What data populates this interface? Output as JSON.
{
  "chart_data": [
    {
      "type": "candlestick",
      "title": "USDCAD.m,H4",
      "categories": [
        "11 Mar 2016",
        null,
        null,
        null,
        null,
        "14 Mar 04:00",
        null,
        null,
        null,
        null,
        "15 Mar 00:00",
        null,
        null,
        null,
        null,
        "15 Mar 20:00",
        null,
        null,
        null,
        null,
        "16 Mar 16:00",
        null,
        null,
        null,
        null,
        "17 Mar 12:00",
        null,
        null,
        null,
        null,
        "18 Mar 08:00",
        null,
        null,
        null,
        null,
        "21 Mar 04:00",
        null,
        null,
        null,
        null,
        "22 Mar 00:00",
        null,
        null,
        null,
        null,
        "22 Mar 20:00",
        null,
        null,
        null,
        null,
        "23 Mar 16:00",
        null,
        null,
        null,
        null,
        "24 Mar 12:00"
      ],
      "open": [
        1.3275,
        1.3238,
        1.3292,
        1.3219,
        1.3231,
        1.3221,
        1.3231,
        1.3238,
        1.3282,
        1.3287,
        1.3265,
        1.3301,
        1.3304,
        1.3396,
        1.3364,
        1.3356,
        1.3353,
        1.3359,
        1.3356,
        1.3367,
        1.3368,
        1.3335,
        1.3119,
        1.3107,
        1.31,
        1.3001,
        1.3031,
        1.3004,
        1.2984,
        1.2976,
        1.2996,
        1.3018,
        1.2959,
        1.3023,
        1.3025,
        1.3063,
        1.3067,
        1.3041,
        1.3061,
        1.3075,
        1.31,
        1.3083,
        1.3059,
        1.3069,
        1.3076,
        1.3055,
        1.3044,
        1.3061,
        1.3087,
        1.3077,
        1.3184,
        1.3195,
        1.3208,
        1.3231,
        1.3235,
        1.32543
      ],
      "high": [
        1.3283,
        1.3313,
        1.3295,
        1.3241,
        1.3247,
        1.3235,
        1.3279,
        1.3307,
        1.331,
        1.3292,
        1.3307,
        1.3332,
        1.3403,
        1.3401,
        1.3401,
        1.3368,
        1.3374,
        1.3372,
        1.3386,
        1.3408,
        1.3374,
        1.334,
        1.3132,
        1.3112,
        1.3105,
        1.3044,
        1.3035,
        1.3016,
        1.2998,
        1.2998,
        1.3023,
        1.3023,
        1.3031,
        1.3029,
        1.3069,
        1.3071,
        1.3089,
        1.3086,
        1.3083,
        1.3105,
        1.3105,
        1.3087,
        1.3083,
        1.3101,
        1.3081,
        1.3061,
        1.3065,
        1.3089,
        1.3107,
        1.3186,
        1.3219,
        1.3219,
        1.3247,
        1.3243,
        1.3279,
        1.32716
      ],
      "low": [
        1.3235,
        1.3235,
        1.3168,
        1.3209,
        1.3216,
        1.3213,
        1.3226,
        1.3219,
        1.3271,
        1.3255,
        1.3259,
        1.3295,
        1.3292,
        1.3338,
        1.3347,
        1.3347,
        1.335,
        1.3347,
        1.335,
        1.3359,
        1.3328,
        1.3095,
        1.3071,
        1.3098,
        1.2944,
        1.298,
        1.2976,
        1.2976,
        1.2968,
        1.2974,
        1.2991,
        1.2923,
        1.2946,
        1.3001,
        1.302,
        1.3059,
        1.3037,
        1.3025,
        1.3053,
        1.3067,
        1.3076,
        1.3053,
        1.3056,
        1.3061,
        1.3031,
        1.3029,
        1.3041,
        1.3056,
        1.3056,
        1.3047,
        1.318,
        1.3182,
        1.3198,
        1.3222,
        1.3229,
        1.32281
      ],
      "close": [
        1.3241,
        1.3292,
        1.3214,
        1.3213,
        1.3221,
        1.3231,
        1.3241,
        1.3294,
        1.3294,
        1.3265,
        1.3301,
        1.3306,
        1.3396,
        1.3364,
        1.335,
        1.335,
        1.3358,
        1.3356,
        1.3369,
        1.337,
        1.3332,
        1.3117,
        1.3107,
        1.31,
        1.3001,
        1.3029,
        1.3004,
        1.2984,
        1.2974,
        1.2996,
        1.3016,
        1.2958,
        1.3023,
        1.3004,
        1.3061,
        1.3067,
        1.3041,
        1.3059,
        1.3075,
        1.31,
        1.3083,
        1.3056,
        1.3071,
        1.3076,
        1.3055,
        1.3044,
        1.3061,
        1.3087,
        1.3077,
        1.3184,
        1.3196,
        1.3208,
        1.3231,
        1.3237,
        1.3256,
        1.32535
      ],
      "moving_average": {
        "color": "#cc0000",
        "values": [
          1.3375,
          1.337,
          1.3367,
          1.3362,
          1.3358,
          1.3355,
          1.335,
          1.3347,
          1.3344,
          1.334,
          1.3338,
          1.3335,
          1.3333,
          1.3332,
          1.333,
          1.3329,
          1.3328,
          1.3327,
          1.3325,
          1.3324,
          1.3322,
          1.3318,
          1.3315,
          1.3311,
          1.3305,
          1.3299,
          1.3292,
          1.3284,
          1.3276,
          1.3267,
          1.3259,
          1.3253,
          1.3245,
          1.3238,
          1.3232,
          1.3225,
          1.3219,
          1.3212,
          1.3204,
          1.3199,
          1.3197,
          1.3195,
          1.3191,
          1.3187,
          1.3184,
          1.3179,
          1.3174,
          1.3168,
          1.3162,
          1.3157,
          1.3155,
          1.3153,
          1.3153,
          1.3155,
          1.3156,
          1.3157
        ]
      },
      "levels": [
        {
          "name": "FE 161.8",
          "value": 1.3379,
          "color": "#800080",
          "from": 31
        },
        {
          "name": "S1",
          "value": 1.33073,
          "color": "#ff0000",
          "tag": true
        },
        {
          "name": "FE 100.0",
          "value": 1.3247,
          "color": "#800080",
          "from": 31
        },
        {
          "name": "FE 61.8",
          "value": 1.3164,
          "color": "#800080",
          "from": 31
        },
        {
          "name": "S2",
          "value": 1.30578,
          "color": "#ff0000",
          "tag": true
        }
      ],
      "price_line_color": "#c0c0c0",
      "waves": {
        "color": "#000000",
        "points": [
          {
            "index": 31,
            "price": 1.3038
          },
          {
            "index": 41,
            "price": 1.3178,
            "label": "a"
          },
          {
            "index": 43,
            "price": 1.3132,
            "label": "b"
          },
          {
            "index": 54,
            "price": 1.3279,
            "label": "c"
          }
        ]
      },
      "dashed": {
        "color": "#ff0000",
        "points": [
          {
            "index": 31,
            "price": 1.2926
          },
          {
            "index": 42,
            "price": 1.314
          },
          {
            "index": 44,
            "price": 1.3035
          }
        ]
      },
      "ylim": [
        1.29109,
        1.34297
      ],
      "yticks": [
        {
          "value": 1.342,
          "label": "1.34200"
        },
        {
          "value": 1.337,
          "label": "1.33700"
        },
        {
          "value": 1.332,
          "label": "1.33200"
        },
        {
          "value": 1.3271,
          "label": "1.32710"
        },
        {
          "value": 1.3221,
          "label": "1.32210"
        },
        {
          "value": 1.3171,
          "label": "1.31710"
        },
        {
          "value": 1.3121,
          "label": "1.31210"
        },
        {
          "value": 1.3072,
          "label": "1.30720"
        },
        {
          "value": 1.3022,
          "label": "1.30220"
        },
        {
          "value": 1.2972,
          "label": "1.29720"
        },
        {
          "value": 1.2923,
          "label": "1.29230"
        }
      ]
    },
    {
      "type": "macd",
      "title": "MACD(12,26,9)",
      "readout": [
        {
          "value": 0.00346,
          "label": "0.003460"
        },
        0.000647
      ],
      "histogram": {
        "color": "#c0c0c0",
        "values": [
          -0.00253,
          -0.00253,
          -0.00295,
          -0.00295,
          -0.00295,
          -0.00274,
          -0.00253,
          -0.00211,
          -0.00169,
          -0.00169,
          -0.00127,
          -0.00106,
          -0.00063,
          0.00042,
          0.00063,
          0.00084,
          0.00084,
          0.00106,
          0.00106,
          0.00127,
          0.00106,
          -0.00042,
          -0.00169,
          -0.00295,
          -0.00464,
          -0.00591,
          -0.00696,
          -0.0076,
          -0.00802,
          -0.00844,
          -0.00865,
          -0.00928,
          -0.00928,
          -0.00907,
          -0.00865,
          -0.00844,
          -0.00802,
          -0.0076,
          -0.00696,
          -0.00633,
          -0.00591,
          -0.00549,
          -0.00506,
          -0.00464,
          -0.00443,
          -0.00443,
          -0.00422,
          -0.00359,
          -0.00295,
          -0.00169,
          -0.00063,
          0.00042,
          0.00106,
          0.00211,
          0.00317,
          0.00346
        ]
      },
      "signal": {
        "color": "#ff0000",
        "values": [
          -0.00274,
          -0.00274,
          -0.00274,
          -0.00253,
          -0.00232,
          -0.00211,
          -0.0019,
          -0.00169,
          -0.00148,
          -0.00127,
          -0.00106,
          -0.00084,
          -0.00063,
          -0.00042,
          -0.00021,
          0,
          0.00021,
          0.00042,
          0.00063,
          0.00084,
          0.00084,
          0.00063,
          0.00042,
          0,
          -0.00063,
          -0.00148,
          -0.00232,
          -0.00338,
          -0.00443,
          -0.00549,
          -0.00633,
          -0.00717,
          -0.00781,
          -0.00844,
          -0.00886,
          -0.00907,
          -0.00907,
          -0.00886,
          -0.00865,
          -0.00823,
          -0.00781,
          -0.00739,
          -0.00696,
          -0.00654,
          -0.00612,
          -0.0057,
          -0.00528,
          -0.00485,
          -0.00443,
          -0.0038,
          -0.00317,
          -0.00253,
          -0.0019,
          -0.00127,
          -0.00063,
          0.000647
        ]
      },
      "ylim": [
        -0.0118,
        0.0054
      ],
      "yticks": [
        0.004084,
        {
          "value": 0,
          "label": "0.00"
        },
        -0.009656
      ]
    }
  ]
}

________________________

▶ **Objective**:
Identify and copy the lines holding the word "name".

▶ **Solution to this task**:
          "name": "FE 161.8",
          "name": "S1",
          "name": "FE 100.0",
          "name": "FE 61.8",
          "name": "S2",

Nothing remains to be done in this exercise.